What you need to do =
a - In the housing policy text, translate the sentence "Each of these rezonings provided at least 15% affordable housing or an equivalent." into Spanish.
b - Decide whether each statement agrees with the housing policy text: (i) The County adopted its affordable housing policy in 2004. (ii) The current proffer is for 15% affordable units. (iii) The Housing Director considers the lower figures more appropriate to the County's needs. Answer yes or no for each, and quote the text's deciding words.

In this scenario, the commercial development starts much quicker than the residential, but by the time the project is 2/3 complete, residential and commercial completion ratios are equal.  This does not restrict the office space. 


Staff offers this arrangement as an alternative to the recommended special use permit conditions which limit commercial use to 290,000 square feet until more than 25% of the residential certificates of occupancy have been issued.


3.       Affordable housing does not meet County policy and VHDA limits have been increased to allow for units priced at $293,900 to qualify as “workforce housing”   --- The County adopted an affordable housing policy in 2004 and since that time, almost all legislatively approved residential developments have provided 15% affordable units or an equivalent.  While this project was originally designed and submitted before the policy was adopted, the project has now been under review for over five years.  During the last year, two major rezonings have occurred approving 775 units and 2200 units, respectively.  Each of these rezonings provided at least 15% affordable housing or an equivalent.  Staff believes this project should not be treated any differently.  The current proffer is for 8.9% affordable units – half for sale, half for rent; and $300,000 to the County for housing projects.  The 40 single-family for-sale units in a single-family detached product would be for “workforce housing.


At the last worksession, the Board of Supervisors discussed whether to allow “workforce housing” to qualify as “affordable housing” to meet the County’s policy.  “Workforce housing” is more expensive than the County’s definition of “affordable housing” would allow.  Under definitions used today, affordable for-purchase housing would be housing of less than $238,000. For “workforce housing”, the applicant is using the Virginia Housing Development Authority (VHDA) mortgage lending limits for first-time homebuyers.   In this market, VHDA will finance housing up to $293,900, which is well in excess of what the County considers “affordable”.  Staff does not know whether the Board would agree to accept “workforce housing” in lieu of “affordable housing” for the single-family detached units.  If the Board is agreeable to this concept, however, staff believes that the proffer for workforce housing be changed to allow for only 80% of the VHDA maximum mortgage for first time homebuyers for single-family detached housing, rather than 100%.  This figure would equate to roughly $ 238,000. For attached housing or condominiums, staff recommends that the figure be changed to 60% of the VHDA maximum mortgage which translates into a $176,000 unit.  The Housing Director believes that the lower figures are more appropriate to needs in the County.

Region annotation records
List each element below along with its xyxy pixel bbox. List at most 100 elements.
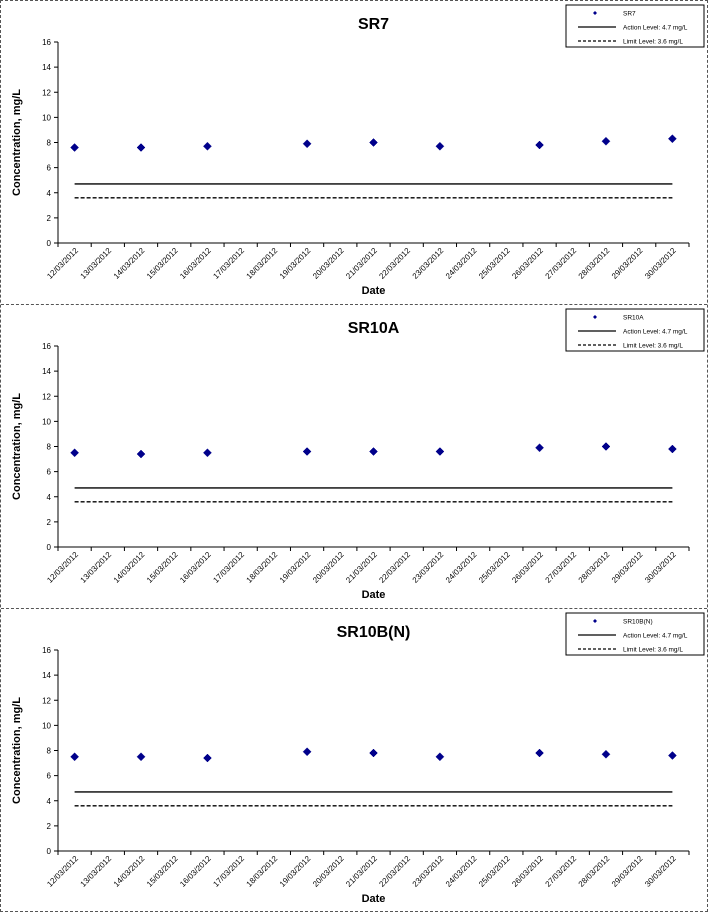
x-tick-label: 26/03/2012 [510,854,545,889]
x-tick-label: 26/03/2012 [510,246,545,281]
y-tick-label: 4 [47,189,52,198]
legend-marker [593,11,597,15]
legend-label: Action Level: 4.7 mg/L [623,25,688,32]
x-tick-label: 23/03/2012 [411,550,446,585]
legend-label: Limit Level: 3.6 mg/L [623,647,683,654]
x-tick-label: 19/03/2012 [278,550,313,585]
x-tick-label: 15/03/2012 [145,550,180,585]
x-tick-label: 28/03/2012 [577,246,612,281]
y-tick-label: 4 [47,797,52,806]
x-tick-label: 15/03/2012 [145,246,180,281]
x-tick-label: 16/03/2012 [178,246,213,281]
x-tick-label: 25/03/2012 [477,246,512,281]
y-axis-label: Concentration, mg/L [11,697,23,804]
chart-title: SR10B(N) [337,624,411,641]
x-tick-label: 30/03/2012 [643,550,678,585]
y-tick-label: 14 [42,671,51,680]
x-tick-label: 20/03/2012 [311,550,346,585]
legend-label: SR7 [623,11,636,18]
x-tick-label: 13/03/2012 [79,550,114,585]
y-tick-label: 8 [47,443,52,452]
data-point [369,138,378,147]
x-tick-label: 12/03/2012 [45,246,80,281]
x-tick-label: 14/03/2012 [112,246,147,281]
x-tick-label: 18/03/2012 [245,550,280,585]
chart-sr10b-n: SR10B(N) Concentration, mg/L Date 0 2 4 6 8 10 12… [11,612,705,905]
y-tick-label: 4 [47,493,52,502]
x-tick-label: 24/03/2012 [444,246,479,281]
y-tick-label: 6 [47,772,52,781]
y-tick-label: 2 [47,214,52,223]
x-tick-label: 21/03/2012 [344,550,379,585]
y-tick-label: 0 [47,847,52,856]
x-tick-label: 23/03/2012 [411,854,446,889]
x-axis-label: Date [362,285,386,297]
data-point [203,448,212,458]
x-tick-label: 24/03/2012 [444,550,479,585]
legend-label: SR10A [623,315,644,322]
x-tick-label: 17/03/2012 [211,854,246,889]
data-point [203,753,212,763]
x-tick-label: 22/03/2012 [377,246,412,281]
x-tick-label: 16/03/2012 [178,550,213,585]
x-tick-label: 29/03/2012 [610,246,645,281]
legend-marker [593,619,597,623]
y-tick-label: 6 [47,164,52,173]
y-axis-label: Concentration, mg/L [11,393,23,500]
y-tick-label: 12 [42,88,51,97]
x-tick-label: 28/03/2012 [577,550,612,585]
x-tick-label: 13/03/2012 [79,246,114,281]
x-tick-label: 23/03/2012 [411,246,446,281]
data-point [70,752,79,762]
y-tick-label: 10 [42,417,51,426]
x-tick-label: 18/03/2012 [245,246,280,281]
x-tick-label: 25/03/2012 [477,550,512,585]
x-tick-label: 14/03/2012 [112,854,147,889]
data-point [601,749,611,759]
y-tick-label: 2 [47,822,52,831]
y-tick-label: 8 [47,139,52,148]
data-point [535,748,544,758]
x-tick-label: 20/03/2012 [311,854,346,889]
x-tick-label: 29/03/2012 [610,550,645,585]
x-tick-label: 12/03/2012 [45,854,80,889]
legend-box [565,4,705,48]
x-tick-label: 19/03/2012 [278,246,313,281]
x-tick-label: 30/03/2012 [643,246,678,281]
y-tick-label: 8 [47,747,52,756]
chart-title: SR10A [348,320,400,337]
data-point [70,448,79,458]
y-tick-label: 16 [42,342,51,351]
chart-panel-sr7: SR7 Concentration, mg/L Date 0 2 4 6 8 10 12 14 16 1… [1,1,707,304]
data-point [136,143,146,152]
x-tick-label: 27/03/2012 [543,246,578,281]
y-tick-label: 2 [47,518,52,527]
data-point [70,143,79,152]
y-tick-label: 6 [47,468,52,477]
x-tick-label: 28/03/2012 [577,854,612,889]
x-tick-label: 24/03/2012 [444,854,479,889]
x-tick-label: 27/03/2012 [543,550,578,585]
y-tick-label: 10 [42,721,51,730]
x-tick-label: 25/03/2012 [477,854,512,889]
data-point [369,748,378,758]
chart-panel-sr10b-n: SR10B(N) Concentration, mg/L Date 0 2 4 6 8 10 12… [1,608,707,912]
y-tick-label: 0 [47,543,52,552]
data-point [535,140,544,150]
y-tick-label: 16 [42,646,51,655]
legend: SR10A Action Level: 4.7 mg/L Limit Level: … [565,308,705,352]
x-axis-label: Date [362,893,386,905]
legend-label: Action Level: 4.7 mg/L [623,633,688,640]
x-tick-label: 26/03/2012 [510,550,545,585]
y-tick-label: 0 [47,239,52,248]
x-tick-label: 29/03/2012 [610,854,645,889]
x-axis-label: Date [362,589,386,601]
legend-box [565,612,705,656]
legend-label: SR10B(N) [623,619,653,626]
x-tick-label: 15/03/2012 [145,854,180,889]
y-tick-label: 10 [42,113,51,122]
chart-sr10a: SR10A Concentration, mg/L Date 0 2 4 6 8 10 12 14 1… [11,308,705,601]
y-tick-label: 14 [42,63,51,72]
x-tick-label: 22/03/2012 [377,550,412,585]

...

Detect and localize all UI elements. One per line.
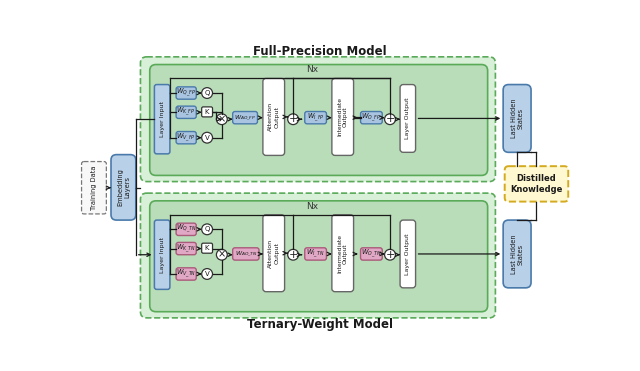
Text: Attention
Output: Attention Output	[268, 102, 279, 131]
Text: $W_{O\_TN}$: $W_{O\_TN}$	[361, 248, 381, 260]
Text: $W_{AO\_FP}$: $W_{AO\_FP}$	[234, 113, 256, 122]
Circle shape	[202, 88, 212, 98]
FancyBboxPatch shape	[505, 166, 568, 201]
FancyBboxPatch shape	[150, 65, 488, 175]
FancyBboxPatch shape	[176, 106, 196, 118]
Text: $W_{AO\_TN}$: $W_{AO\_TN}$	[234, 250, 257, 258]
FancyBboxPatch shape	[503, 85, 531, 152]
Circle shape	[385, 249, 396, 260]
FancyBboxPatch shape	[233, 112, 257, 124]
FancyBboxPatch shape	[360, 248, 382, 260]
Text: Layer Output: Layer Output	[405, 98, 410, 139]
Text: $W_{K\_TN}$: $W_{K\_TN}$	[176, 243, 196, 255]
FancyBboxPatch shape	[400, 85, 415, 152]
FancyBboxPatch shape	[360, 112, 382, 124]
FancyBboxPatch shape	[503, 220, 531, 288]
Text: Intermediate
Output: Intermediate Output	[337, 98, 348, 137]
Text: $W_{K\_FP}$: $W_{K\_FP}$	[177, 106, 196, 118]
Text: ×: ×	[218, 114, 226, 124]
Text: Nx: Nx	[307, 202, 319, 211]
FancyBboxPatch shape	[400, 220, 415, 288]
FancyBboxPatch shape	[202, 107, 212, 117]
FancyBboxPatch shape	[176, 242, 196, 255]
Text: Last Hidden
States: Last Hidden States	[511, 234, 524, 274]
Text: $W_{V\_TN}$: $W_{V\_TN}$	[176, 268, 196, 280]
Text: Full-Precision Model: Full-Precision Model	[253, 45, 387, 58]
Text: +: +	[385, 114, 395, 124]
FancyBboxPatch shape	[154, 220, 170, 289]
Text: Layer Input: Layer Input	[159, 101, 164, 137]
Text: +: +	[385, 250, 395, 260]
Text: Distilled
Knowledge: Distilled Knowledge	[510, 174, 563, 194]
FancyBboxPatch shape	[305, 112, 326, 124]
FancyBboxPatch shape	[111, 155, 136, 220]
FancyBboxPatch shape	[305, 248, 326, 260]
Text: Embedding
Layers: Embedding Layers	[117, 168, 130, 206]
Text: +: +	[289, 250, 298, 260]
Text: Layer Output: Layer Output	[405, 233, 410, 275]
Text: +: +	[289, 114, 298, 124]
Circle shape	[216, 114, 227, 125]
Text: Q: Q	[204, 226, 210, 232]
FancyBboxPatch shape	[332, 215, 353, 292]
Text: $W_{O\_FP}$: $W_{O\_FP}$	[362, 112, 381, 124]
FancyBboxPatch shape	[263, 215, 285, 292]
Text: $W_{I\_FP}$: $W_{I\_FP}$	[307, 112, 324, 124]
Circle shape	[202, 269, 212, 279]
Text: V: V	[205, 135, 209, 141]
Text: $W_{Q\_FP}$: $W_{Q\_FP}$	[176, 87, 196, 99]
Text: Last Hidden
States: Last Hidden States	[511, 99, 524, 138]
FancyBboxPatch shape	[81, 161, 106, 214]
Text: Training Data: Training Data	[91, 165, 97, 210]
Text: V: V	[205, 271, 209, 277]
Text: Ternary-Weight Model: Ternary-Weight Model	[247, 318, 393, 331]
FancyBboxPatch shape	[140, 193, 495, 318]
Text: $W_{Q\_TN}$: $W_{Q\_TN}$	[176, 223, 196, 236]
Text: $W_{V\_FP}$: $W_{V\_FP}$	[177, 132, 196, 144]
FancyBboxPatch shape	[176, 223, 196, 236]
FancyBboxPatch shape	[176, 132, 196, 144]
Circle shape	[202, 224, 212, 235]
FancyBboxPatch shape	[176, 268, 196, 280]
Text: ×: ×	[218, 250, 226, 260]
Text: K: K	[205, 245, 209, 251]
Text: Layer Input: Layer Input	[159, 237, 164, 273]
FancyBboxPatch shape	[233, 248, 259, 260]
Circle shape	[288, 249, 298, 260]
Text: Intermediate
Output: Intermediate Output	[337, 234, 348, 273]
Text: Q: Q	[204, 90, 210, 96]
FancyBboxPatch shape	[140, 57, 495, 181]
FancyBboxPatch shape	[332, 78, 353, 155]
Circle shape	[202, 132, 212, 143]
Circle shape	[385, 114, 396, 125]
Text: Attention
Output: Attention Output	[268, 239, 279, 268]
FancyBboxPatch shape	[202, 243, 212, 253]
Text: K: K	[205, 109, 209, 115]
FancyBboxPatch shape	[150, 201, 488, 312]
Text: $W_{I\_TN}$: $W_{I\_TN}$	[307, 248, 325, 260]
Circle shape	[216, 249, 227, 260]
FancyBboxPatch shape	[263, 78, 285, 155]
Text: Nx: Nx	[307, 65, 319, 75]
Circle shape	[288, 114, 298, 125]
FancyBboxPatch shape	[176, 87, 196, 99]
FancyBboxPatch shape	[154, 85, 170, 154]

Answers to the problems =
a - Cada una de estas recalificaciones proporcionó al menos un 15 % de vivienda asequible o un equivalente.

b -
(i) Yes: "The County adopted an affordable housing policy in 2004"
(ii) No: "The current proffer is for 8.9% affordable units"
(iii) Yes: "The Housing Director believes that the lower figures are more appropriate to needs in the County."